Extracted material:
☆ ☆ ☆
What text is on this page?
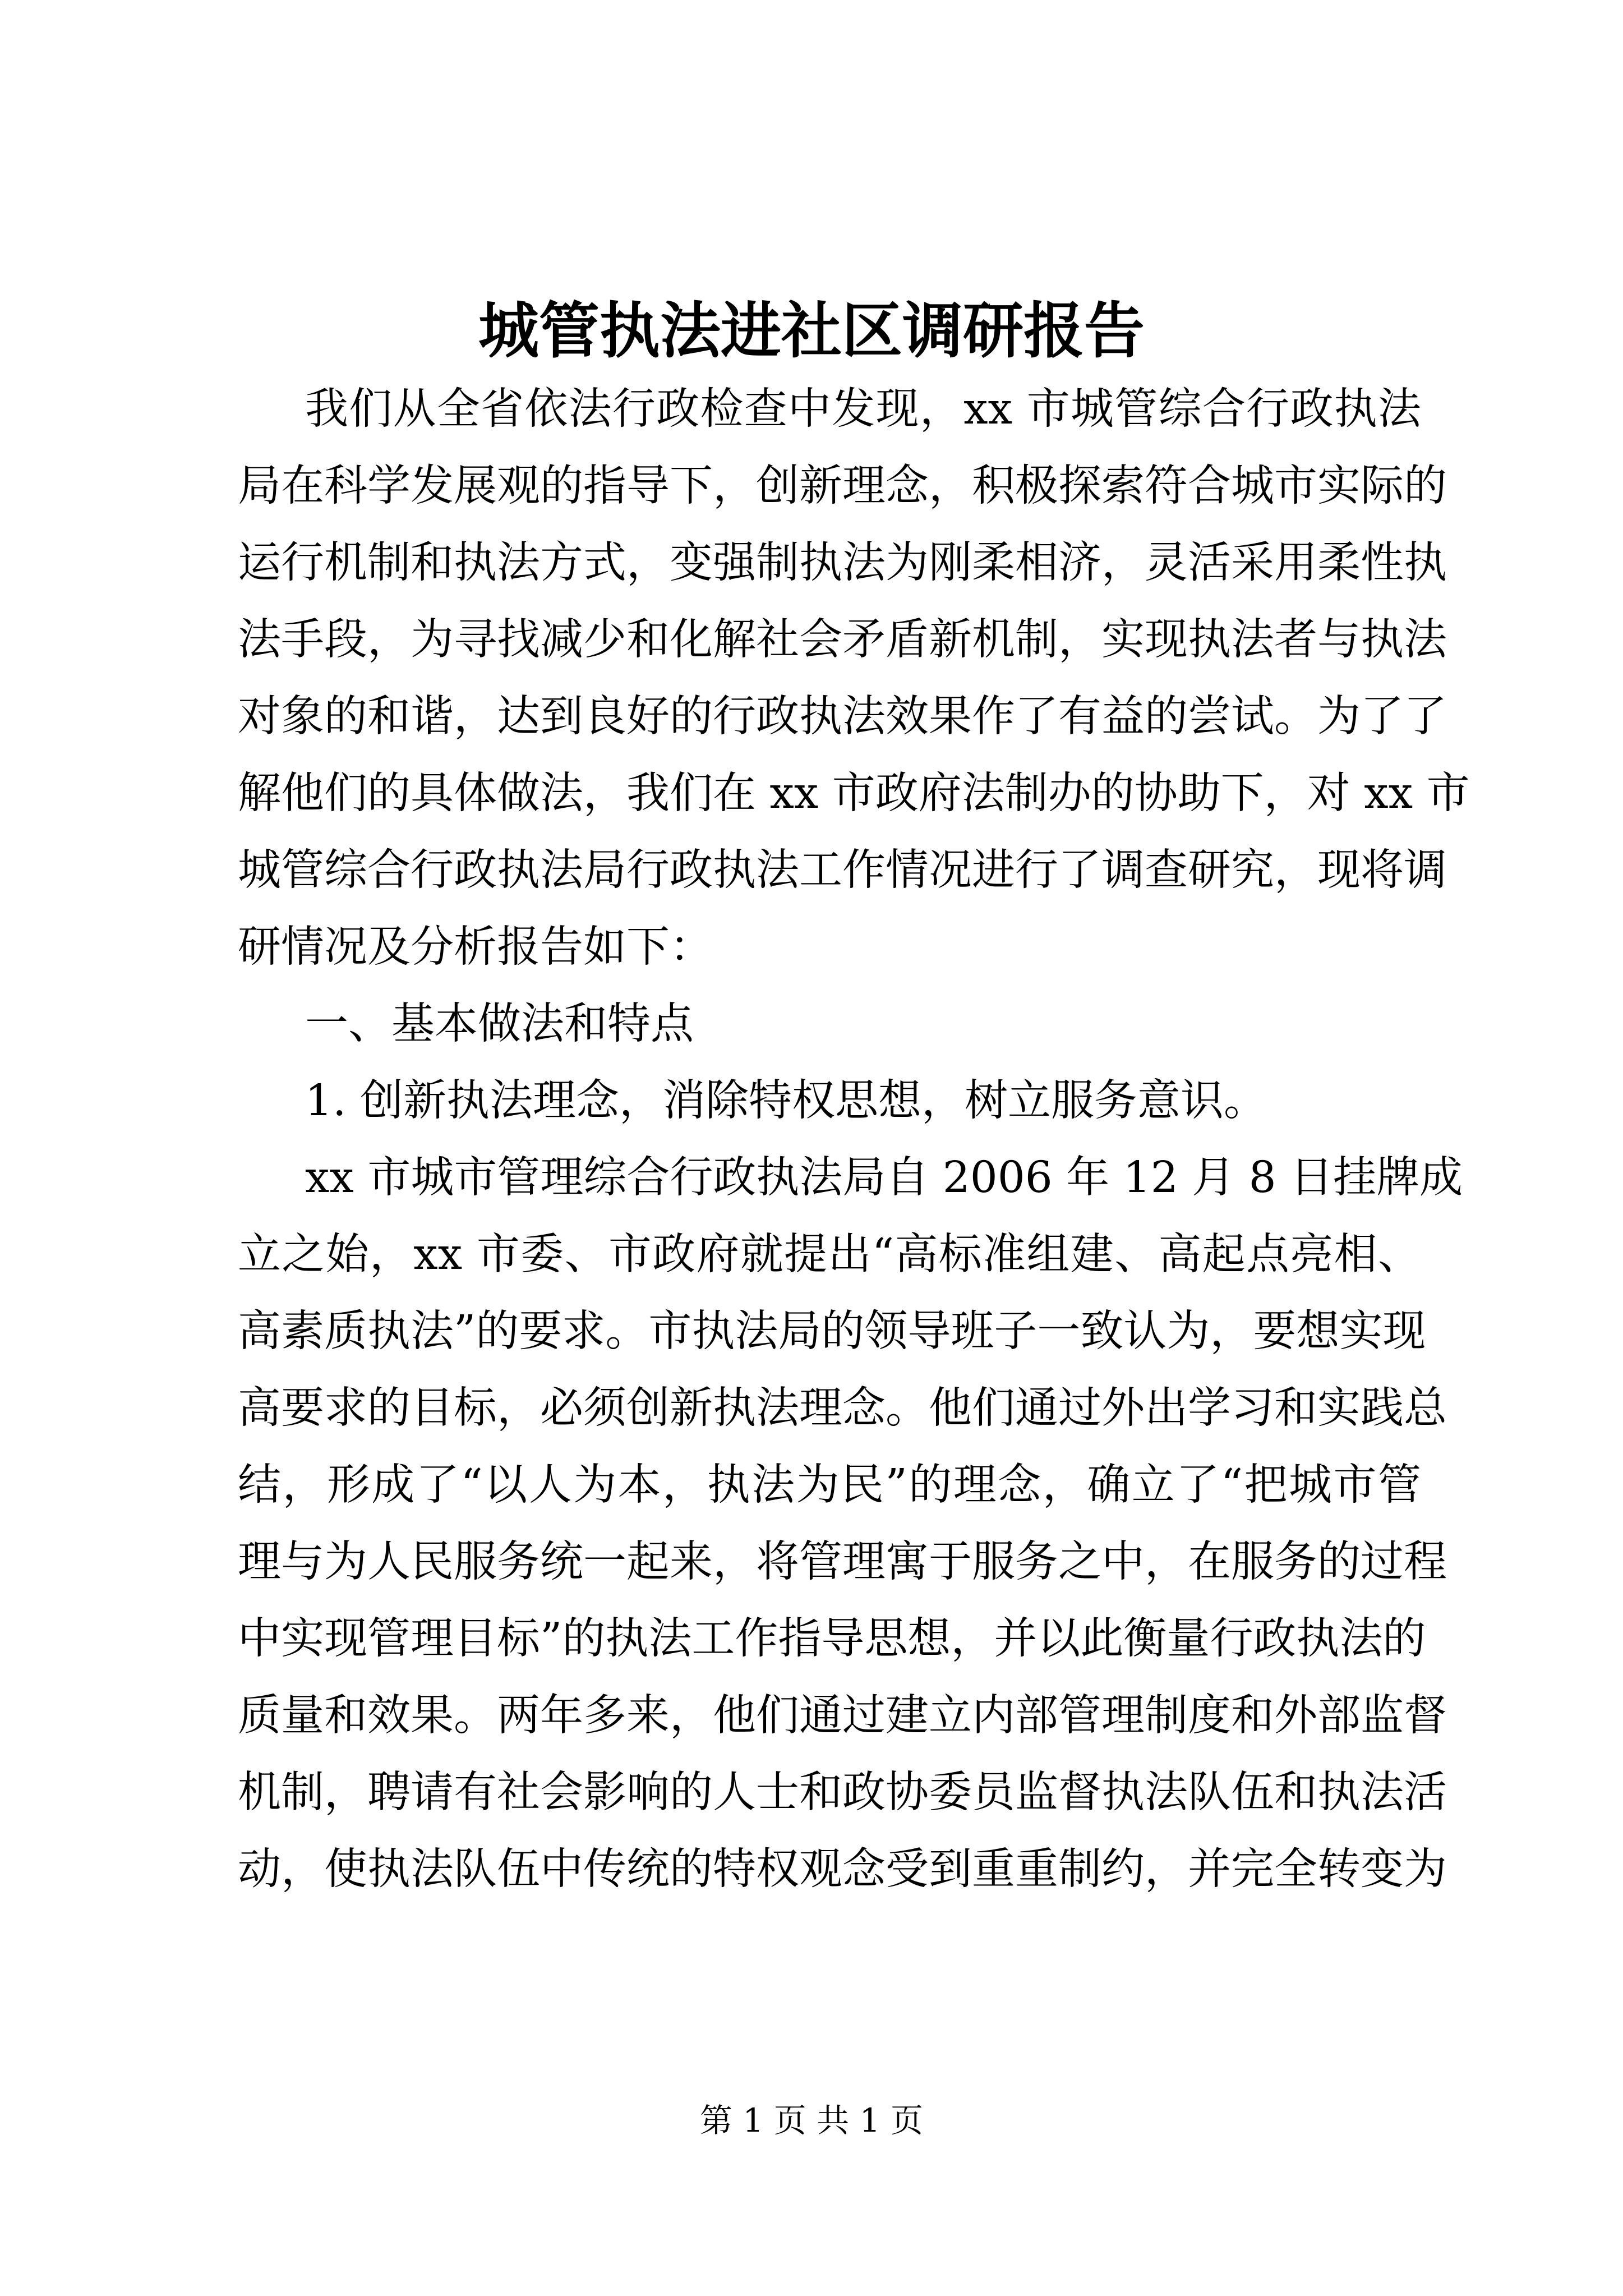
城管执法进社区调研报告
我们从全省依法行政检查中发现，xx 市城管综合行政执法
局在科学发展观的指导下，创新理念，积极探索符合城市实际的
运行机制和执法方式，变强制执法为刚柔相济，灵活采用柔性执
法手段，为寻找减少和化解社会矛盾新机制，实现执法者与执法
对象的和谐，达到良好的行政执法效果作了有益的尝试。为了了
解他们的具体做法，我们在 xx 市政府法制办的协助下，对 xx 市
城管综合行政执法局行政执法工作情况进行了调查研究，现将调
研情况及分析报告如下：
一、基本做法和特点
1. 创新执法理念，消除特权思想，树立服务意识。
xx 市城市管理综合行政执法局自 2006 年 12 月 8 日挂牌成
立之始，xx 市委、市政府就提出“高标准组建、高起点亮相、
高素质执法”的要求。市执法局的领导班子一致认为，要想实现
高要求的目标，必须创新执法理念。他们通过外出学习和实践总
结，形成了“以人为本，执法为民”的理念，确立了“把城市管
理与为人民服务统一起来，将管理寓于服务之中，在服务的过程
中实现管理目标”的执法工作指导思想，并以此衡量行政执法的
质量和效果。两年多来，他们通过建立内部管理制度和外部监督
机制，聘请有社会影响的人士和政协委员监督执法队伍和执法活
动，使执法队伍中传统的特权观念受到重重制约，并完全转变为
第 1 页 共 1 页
☆ ☆ ☆
Exercise prompt:
In the copy, include no pictures; restate the listing above exactly.

Expected answer:
What text is on this page?
城管执法进社区调研报告
我们从全省依法行政检查中发现，xx 市城管综合行政执法
局在科学发展观的指导下，创新理念，积极探索符合城市实际的
运行机制和执法方式，变强制执法为刚柔相济，灵活采用柔性执
法手段，为寻找减少和化解社会矛盾新机制，实现执法者与执法
对象的和谐，达到良好的行政执法效果作了有益的尝试。为了了
解他们的具体做法，我们在 xx 市政府法制办的协助下，对 xx 市
城管综合行政执法局行政执法工作情况进行了调查研究，现将调
研情况及分析报告如下：
一、基本做法和特点
1. 创新执法理念，消除特权思想，树立服务意识。
xx 市城市管理综合行政执法局自 2006 年 12 月 8 日挂牌成
立之始，xx 市委、市政府就提出“高标准组建、高起点亮相、
高素质执法”的要求。市执法局的领导班子一致认为，要想实现
高要求的目标，必须创新执法理念。他们通过外出学习和实践总
结，形成了“以人为本，执法为民”的理念，确立了“把城市管
理与为人民服务统一起来，将管理寓于服务之中，在服务的过程
中实现管理目标”的执法工作指导思想，并以此衡量行政执法的
质量和效果。两年多来，他们通过建立内部管理制度和外部监督
机制，聘请有社会影响的人士和政协委员监督执法队伍和执法活
动，使执法队伍中传统的特权观念受到重重制约，并完全转变为
第 1 页 共 1 页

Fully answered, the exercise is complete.